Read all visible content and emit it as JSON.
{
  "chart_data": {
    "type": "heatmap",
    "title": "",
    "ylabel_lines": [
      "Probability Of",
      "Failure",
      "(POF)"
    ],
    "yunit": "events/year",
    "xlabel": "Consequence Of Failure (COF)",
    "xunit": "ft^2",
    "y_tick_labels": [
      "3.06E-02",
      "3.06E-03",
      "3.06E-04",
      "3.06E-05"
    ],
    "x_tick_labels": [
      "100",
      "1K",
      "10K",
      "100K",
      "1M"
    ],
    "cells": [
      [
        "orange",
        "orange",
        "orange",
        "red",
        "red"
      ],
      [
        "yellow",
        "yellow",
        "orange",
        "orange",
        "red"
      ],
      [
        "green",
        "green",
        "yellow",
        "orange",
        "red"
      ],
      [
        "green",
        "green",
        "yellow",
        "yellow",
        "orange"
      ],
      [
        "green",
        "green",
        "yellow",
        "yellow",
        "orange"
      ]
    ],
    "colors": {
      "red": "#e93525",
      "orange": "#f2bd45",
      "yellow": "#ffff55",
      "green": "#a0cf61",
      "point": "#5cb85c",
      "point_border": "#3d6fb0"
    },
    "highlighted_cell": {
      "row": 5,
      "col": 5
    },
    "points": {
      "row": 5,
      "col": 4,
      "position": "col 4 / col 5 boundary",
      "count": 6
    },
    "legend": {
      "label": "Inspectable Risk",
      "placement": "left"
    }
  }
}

※ ※ ※

- **Exercise**
Exactly as shown, repeat every record.

- **Result of this task**
Read all visible content and emit it as JSON.
{
  "chart_data": {
    "type": "heatmap",
    "title": "",
    "ylabel_lines": [
      "Probability Of",
      "Failure",
      "(POF)"
    ],
    "yunit": "events/year",
    "xlabel": "Consequence Of Failure (COF)",
    "xunit": "ft^2",
    "y_tick_labels": [
      "3.06E-02",
      "3.06E-03",
      "3.06E-04",
      "3.06E-05"
    ],
    "x_tick_labels": [
      "100",
      "1K",
      "10K",
      "100K",
      "1M"
    ],
    "cells": [
      [
        "orange",
        "orange",
        "orange",
        "red",
        "red"
      ],
      [
        "yellow",
        "yellow",
        "orange",
        "orange",
        "red"
      ],
      [
        "green",
        "green",
        "yellow",
        "orange",
        "red"
      ],
      [
        "green",
        "green",
        "yellow",
        "yellow",
        "orange"
      ],
      [
        "green",
        "green",
        "yellow",
        "yellow",
        "orange"
      ]
    ],
    "colors": {
      "red": "#e93525",
      "orange": "#f2bd45",
      "yellow": "#ffff55",
      "green": "#a0cf61",
      "point": "#5cb85c",
      "point_border": "#3d6fb0"
    },
    "highlighted_cell": {
      "row": 5,
      "col": 5
    },
    "points": {
      "row": 5,
      "col": 4,
      "position": "col 4 / col 5 boundary",
      "count": 6
    },
    "legend": {
      "label": "Inspectable Risk",
      "placement": "left"
    }
  }
}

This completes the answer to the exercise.